■ Challenge
Pictures do not belong in the copy. Return all of the entries exactly.

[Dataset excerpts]
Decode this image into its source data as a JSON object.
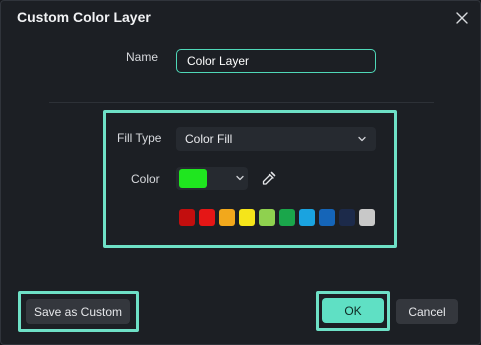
{
  "dialog": {
    "title": "Custom Color Layer",
    "close_icon": "close-icon"
  },
  "name": {
    "label": "Name",
    "value": "Color Layer"
  },
  "fill_type": {
    "label": "Fill Type",
    "value": "Color Fill",
    "icon": "chevron-down-icon"
  },
  "color": {
    "label": "Color",
    "current": "#1fe61f",
    "eyedropper_icon": "eyedropper-icon"
  },
  "palette": [
    {
      "name": "dark-red",
      "color": "#c20e0e"
    },
    {
      "name": "red",
      "color": "#e51616"
    },
    {
      "name": "orange",
      "color": "#f2a81c"
    },
    {
      "name": "yellow",
      "color": "#f5e51a"
    },
    {
      "name": "light-green",
      "color": "#8fd14f"
    },
    {
      "name": "green",
      "color": "#1aa64b"
    },
    {
      "name": "light-blue",
      "color": "#1aa3e0"
    },
    {
      "name": "blue",
      "color": "#1565b8"
    },
    {
      "name": "navy",
      "color": "#1c2a4a"
    },
    {
      "name": "light-gray",
      "color": "#c8c8c8"
    }
  ],
  "footer": {
    "save_custom_label": "Save as Custom",
    "ok_label": "OK",
    "cancel_label": "Cancel"
  },
  "colors": {
    "accent": "#5fe0c4",
    "highlight_border": "#6ee0c6",
    "background": "#1c1f24"
  }
}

■ Full answer
Decode this image into its source data as a JSON object.
{
  "dialog": {
    "title": "Custom Color Layer",
    "close_icon": "close-icon"
  },
  "name": {
    "label": "Name",
    "value": "Color Layer"
  },
  "fill_type": {
    "label": "Fill Type",
    "value": "Color Fill",
    "icon": "chevron-down-icon"
  },
  "color": {
    "label": "Color",
    "current": "#1fe61f",
    "eyedropper_icon": "eyedropper-icon"
  },
  "palette": [
    {
      "name": "dark-red",
      "color": "#c20e0e"
    },
    {
      "name": "red",
      "color": "#e51616"
    },
    {
      "name": "orange",
      "color": "#f2a81c"
    },
    {
      "name": "yellow",
      "color": "#f5e51a"
    },
    {
      "name": "light-green",
      "color": "#8fd14f"
    },
    {
      "name": "green",
      "color": "#1aa64b"
    },
    {
      "name": "light-blue",
      "color": "#1aa3e0"
    },
    {
      "name": "blue",
      "color": "#1565b8"
    },
    {
      "name": "navy",
      "color": "#1c2a4a"
    },
    {
      "name": "light-gray",
      "color": "#c8c8c8"
    }
  ],
  "footer": {
    "save_custom_label": "Save as Custom",
    "ok_label": "OK",
    "cancel_label": "Cancel"
  },
  "colors": {
    "accent": "#5fe0c4",
    "highlight_border": "#6ee0c6",
    "background": "#1c1f24"
  }
}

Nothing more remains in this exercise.